> [Your task] Extract every line of the data below and reproduce each one verbatim, without alteration.

> [Given records]
** START **
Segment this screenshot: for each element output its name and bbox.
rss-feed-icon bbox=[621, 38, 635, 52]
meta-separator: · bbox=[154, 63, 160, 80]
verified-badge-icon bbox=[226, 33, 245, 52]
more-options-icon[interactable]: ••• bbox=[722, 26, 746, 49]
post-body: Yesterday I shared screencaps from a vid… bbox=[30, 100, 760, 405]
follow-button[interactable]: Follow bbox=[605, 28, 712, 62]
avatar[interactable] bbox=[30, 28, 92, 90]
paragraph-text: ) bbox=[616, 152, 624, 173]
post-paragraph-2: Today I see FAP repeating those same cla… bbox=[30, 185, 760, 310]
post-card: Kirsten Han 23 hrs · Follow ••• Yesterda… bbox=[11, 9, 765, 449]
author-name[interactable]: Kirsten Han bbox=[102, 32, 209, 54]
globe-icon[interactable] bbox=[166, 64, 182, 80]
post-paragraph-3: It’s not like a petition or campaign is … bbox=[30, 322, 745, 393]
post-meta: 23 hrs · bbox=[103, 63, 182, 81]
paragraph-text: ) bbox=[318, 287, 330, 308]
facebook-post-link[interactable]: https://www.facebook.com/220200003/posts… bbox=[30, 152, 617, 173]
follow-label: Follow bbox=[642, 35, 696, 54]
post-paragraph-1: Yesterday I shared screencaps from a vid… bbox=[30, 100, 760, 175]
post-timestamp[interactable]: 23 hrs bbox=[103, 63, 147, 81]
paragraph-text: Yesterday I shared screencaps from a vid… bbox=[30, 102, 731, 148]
** END **
> [Task answer]
Segment this screenshot: for each element output its name and bbox.
rss-feed-icon bbox=[621, 38, 635, 52]
meta-separator: · bbox=[154, 63, 160, 80]
verified-badge-icon bbox=[226, 33, 245, 52]
more-options-icon[interactable]: ••• bbox=[722, 26, 746, 49]
post-body: Yesterday I shared screencaps from a vid… bbox=[30, 100, 760, 405]
follow-button[interactable]: Follow bbox=[605, 28, 712, 62]
avatar[interactable] bbox=[30, 28, 92, 90]
paragraph-text: ) bbox=[616, 152, 624, 173]
post-paragraph-2: Today I see FAP repeating those same cla… bbox=[30, 185, 760, 310]
post-card: Kirsten Han 23 hrs · Follow ••• Yesterda… bbox=[11, 9, 765, 449]
author-name[interactable]: Kirsten Han bbox=[102, 32, 209, 54]
globe-icon[interactable] bbox=[166, 64, 182, 80]
post-paragraph-3: It’s not like a petition or campaign is … bbox=[30, 322, 745, 393]
post-meta: 23 hrs · bbox=[103, 63, 182, 81]
paragraph-text: ) bbox=[318, 287, 330, 308]
facebook-post-link[interactable]: https://www.facebook.com/220200003/posts… bbox=[30, 152, 617, 173]
follow-label: Follow bbox=[642, 35, 696, 54]
post-paragraph-1: Yesterday I shared screencaps from a vid… bbox=[30, 100, 760, 175]
post-timestamp[interactable]: 23 hrs bbox=[103, 63, 147, 81]
paragraph-text: Yesterday I shared screencaps from a vid… bbox=[30, 102, 731, 148]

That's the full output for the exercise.